----- TASK INPUT -----

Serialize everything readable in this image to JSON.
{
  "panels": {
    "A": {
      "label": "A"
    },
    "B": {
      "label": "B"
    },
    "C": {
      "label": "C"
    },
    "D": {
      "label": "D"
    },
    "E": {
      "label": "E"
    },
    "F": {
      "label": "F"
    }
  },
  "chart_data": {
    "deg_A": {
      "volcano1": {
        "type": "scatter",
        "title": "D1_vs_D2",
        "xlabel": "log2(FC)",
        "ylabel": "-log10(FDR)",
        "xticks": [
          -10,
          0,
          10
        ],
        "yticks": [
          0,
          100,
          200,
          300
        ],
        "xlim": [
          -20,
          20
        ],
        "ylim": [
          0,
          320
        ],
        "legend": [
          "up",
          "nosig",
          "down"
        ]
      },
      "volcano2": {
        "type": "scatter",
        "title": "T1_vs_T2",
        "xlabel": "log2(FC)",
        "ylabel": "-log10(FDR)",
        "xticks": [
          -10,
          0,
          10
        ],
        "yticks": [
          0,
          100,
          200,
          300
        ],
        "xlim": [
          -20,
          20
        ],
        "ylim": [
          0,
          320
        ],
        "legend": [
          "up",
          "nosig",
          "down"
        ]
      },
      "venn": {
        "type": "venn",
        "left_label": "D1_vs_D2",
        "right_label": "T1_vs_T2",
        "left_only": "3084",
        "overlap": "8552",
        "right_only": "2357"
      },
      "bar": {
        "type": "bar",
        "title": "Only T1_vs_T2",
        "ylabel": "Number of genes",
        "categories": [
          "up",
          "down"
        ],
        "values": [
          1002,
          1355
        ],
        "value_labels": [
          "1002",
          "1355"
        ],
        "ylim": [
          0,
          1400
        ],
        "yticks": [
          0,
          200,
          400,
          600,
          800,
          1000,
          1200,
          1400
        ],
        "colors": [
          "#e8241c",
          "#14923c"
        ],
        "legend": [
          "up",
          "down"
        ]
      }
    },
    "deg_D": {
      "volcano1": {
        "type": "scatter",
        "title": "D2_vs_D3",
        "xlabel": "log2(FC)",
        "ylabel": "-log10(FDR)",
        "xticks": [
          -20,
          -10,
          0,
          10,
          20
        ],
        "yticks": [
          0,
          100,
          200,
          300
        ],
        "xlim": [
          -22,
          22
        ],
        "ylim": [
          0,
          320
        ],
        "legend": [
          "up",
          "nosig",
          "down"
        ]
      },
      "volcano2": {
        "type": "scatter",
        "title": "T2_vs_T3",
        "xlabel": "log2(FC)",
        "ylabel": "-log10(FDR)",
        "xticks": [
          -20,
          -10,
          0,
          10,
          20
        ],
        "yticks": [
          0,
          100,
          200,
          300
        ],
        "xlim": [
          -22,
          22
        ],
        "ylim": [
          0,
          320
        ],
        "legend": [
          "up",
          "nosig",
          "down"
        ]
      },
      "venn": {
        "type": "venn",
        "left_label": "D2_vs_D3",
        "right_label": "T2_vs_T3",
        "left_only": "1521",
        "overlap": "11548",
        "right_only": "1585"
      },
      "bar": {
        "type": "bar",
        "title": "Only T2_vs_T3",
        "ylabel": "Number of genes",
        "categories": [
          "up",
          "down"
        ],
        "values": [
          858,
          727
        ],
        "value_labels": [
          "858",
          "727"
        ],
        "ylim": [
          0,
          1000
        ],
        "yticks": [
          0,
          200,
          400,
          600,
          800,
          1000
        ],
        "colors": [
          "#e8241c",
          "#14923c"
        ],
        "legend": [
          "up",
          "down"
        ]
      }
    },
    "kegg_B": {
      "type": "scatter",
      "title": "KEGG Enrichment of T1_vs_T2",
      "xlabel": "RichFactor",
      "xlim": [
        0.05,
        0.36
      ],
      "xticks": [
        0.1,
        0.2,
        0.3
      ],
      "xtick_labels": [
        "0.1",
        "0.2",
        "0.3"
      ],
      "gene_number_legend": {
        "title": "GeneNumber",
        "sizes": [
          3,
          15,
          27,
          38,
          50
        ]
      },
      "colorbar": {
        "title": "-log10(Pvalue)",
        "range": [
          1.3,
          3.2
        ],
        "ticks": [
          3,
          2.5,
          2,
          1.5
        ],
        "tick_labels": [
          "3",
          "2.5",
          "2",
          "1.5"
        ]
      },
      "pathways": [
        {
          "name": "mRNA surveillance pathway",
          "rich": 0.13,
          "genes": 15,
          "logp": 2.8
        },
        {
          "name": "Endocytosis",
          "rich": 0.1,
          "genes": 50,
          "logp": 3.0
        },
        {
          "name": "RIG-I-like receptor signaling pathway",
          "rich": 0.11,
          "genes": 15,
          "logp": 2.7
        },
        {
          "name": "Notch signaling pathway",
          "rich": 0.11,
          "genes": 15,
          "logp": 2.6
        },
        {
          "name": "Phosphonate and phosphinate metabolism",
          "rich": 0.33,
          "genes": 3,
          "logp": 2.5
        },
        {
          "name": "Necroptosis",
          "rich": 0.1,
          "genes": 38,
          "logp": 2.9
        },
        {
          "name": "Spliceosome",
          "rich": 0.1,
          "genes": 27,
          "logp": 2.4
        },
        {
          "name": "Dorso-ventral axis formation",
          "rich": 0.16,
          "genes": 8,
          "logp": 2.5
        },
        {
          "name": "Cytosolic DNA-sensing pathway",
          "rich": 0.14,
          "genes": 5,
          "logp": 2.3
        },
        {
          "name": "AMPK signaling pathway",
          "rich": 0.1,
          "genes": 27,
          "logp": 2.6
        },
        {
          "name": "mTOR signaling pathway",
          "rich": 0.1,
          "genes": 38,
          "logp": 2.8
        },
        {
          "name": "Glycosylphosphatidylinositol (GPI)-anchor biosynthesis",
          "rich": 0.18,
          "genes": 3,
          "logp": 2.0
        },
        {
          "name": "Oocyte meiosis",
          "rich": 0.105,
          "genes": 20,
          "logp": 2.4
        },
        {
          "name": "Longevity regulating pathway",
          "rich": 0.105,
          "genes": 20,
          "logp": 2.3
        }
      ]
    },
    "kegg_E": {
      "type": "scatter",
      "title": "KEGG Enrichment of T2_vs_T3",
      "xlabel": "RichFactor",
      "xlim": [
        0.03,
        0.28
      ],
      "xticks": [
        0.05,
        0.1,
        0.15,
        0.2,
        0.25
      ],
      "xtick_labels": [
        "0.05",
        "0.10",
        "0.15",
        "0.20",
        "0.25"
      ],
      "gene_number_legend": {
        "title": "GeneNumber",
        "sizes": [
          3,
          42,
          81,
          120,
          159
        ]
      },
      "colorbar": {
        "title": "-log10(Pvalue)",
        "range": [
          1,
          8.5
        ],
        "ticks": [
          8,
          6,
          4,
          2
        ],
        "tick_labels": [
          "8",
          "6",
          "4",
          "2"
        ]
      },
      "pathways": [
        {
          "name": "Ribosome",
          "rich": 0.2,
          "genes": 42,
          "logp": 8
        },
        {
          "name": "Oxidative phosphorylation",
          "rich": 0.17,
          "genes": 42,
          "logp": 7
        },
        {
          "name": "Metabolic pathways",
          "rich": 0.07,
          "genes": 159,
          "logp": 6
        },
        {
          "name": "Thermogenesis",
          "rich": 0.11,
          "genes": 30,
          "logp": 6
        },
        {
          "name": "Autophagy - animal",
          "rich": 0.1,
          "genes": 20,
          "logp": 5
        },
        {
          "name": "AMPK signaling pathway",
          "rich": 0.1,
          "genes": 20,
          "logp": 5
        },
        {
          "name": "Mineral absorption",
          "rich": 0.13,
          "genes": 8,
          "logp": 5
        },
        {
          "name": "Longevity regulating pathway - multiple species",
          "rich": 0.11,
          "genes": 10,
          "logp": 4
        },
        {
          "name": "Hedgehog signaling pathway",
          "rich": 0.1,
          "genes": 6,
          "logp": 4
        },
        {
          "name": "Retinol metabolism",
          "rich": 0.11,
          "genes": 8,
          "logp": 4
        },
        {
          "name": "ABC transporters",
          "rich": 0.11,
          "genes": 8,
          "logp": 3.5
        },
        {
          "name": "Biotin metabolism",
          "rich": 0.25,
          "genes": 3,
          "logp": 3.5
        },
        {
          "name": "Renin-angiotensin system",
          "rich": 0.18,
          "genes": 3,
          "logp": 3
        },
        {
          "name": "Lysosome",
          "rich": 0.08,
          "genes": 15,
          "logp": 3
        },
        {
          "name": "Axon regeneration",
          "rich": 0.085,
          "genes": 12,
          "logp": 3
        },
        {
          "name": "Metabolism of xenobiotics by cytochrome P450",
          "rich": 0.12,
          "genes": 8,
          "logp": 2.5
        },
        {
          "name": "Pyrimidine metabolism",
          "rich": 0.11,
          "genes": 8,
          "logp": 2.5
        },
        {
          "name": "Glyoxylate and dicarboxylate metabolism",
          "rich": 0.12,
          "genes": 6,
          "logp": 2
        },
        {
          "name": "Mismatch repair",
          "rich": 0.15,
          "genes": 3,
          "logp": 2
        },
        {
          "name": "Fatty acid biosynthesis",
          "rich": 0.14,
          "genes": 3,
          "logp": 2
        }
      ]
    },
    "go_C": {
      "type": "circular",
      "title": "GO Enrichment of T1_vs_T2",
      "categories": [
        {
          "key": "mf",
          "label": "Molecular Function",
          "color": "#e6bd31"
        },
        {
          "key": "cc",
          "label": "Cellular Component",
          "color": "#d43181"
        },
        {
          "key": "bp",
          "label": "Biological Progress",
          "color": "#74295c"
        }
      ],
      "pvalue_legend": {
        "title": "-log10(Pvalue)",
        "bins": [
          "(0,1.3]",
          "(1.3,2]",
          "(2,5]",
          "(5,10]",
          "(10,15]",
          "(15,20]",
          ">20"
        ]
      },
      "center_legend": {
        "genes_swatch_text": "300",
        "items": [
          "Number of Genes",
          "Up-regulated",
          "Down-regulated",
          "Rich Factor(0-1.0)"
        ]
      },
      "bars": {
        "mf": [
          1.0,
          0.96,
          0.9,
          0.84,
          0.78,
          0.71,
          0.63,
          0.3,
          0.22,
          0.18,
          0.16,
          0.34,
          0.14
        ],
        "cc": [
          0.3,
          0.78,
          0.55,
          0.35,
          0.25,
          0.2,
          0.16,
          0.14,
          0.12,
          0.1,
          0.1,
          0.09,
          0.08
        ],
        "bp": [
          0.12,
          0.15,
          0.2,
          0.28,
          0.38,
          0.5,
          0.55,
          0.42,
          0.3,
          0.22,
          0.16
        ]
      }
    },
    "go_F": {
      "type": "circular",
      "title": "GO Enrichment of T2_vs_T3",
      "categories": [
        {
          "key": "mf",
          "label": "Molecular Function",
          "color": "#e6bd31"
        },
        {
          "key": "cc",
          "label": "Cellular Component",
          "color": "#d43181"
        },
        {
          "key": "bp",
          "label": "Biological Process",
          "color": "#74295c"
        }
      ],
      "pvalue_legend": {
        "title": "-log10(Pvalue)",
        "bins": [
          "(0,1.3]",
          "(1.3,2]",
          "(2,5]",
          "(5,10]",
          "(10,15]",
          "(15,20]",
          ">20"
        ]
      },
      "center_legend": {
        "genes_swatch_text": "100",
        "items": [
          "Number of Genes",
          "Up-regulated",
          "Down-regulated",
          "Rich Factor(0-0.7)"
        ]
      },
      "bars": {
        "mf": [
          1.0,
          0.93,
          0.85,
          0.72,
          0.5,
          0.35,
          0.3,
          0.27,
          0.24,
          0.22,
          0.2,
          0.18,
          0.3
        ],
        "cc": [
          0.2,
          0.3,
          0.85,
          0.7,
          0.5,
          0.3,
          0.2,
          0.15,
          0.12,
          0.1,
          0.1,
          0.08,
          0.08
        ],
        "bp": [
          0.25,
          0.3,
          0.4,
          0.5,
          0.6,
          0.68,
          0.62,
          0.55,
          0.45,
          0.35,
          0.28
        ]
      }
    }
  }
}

-----

| WHAT THE TASK REQUIRES |
Tally the lines in these entries that have the string "regulating" in them, then answer with the count and nothing else.

| RESPONSE TO THE TASK |
2